- Records for the task -
## start

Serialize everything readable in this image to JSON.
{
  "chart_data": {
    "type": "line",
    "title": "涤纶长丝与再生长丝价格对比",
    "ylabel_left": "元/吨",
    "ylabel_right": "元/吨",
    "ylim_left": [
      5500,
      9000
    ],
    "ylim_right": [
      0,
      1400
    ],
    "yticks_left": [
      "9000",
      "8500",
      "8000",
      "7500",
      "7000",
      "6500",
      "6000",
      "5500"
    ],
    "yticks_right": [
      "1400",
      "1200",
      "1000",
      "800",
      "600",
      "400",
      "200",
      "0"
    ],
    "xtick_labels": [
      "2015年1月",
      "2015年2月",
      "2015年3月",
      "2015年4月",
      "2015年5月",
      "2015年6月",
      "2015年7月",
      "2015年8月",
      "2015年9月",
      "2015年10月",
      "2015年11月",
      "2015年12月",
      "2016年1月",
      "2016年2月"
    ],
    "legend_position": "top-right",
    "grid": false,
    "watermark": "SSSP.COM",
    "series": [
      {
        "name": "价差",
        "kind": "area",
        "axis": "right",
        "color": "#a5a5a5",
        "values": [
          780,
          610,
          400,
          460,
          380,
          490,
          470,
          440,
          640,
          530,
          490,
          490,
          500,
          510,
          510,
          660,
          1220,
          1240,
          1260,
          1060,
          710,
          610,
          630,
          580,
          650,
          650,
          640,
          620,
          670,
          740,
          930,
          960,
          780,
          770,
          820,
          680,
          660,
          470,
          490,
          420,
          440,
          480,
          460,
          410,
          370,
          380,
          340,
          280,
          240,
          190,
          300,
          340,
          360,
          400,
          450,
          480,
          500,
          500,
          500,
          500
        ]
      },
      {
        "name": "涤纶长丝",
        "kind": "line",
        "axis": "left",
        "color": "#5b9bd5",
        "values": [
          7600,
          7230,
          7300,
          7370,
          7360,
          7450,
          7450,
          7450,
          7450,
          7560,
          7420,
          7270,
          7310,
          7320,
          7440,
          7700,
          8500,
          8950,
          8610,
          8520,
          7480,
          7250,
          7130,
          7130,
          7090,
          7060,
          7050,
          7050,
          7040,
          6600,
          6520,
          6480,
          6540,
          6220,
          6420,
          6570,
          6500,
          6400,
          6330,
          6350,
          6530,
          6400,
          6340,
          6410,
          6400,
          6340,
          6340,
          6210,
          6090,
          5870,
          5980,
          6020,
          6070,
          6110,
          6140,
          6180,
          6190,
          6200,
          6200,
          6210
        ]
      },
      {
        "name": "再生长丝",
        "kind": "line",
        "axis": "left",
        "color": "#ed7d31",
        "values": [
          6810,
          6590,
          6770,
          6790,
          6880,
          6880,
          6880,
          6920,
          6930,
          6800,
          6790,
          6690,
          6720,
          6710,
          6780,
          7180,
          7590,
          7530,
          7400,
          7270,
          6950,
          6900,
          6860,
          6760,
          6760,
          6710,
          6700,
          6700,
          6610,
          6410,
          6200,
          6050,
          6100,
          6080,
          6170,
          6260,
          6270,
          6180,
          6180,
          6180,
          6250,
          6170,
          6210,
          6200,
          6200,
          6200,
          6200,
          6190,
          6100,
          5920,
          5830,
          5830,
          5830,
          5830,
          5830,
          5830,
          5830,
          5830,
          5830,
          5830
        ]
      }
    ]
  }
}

## end

- Aim of the exercise -
Extract all the entries word for word.

- Solution for this exercise -
Serialize everything readable in this image to JSON.
{
  "chart_data": {
    "type": "line",
    "title": "涤纶长丝与再生长丝价格对比",
    "ylabel_left": "元/吨",
    "ylabel_right": "元/吨",
    "ylim_left": [
      5500,
      9000
    ],
    "ylim_right": [
      0,
      1400
    ],
    "yticks_left": [
      "9000",
      "8500",
      "8000",
      "7500",
      "7000",
      "6500",
      "6000",
      "5500"
    ],
    "yticks_right": [
      "1400",
      "1200",
      "1000",
      "800",
      "600",
      "400",
      "200",
      "0"
    ],
    "xtick_labels": [
      "2015年1月",
      "2015年2月",
      "2015年3月",
      "2015年4月",
      "2015年5月",
      "2015年6月",
      "2015年7月",
      "2015年8月",
      "2015年9月",
      "2015年10月",
      "2015年11月",
      "2015年12月",
      "2016年1月",
      "2016年2月"
    ],
    "legend_position": "top-right",
    "grid": false,
    "watermark": "SSSP.COM",
    "series": [
      {
        "name": "价差",
        "kind": "area",
        "axis": "right",
        "color": "#a5a5a5",
        "values": [
          780,
          610,
          400,
          460,
          380,
          490,
          470,
          440,
          640,
          530,
          490,
          490,
          500,
          510,
          510,
          660,
          1220,
          1240,
          1260,
          1060,
          710,
          610,
          630,
          580,
          650,
          650,
          640,
          620,
          670,
          740,
          930,
          960,
          780,
          770,
          820,
          680,
          660,
          470,
          490,
          420,
          440,
          480,
          460,
          410,
          370,
          380,
          340,
          280,
          240,
          190,
          300,
          340,
          360,
          400,
          450,
          480,
          500,
          500,
          500,
          500
        ]
      },
      {
        "name": "涤纶长丝",
        "kind": "line",
        "axis": "left",
        "color": "#5b9bd5",
        "values": [
          7600,
          7230,
          7300,
          7370,
          7360,
          7450,
          7450,
          7450,
          7450,
          7560,
          7420,
          7270,
          7310,
          7320,
          7440,
          7700,
          8500,
          8950,
          8610,
          8520,
          7480,
          7250,
          7130,
          7130,
          7090,
          7060,
          7050,
          7050,
          7040,
          6600,
          6520,
          6480,
          6540,
          6220,
          6420,
          6570,
          6500,
          6400,
          6330,
          6350,
          6530,
          6400,
          6340,
          6410,
          6400,
          6340,
          6340,
          6210,
          6090,
          5870,
          5980,
          6020,
          6070,
          6110,
          6140,
          6180,
          6190,
          6200,
          6200,
          6210
        ]
      },
      {
        "name": "再生长丝",
        "kind": "line",
        "axis": "left",
        "color": "#ed7d31",
        "values": [
          6810,
          6590,
          6770,
          6790,
          6880,
          6880,
          6880,
          6920,
          6930,
          6800,
          6790,
          6690,
          6720,
          6710,
          6780,
          7180,
          7590,
          7530,
          7400,
          7270,
          6950,
          6900,
          6860,
          6760,
          6760,
          6710,
          6700,
          6700,
          6610,
          6410,
          6200,
          6050,
          6100,
          6080,
          6170,
          6260,
          6270,
          6180,
          6180,
          6180,
          6250,
          6170,
          6210,
          6200,
          6200,
          6200,
          6200,
          6190,
          6100,
          5920,
          5830,
          5830,
          5830,
          5830,
          5830,
          5830,
          5830,
          5830,
          5830,
          5830
        ]
      }
    ]
  }
}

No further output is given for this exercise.